## Task statement
From the entries below, please gather each line containing the string "省定重点帮扶村".

______

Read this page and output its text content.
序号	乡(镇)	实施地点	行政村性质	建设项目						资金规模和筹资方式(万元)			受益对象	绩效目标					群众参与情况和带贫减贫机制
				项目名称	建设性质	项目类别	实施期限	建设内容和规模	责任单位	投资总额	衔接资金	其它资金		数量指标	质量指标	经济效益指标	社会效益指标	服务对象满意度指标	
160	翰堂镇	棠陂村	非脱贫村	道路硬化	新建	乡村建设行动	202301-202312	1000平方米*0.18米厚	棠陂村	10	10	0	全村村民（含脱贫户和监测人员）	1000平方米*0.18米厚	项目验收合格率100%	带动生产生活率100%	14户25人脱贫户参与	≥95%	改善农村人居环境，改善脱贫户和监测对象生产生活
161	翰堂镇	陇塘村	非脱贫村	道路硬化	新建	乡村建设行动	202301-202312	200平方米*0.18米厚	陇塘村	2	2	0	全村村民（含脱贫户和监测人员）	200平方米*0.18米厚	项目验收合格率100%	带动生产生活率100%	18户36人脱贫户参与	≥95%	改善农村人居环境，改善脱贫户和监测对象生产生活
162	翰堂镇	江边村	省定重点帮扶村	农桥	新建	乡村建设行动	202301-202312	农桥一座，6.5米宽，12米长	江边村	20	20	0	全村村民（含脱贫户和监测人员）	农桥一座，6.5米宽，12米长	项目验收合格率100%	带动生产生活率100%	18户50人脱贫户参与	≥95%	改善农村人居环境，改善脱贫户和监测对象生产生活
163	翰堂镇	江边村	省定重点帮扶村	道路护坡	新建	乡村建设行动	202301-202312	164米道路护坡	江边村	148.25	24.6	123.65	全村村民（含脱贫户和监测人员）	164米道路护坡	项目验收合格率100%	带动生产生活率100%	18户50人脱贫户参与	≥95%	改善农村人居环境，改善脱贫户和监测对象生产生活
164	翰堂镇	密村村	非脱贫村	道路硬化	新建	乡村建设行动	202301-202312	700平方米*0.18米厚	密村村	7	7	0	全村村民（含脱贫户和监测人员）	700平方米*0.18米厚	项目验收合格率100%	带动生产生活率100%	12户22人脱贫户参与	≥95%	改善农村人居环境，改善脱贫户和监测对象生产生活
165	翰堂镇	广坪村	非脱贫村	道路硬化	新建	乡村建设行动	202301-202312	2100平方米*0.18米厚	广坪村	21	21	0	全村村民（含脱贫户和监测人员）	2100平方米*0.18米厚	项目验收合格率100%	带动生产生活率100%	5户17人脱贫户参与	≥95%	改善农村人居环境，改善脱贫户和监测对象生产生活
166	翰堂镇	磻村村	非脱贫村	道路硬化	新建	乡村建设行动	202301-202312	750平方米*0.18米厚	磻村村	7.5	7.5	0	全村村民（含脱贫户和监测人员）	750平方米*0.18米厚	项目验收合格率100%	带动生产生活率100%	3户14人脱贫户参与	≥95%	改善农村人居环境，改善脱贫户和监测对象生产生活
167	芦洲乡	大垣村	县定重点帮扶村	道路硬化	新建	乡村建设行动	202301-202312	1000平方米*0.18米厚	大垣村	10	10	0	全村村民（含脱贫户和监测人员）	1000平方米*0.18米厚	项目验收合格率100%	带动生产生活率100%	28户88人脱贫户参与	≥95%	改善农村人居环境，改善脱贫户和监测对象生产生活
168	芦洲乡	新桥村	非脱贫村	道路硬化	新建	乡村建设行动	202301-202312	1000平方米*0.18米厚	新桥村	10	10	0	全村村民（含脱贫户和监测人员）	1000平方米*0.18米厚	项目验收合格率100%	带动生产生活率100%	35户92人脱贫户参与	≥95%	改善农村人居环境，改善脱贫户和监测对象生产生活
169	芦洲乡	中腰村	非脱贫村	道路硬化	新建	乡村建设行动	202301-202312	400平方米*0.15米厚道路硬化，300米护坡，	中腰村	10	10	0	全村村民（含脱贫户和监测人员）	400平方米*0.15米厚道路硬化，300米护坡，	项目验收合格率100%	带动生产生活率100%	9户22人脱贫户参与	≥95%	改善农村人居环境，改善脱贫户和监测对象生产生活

______

## The reply
162	翰堂镇	江边村	省定重点帮扶村	农桥	新建	乡村建设行动	202301-202312	农桥一座，6.5米宽，12米长	江边村	20	20	0	全村村民（含脱贫户和监测人员）	农桥一座，6.5米宽，12米长	项目验收合格率100%	带动生产生活率100%	18户50人脱贫户参与	≥95%	改善农村人居环境，改善脱贫户和监测对象生产生活
163	翰堂镇	江边村	省定重点帮扶村	道路护坡	新建	乡村建设行动	202301-202312	164米道路护坡	江边村	148.25	24.6	123.65	全村村民（含脱贫户和监测人员）	164米道路护坡	项目验收合格率100%	带动生产生活率100%	18户50人脱贫户参与	≥95%	改善农村人居环境，改善脱贫户和监测对象生产生活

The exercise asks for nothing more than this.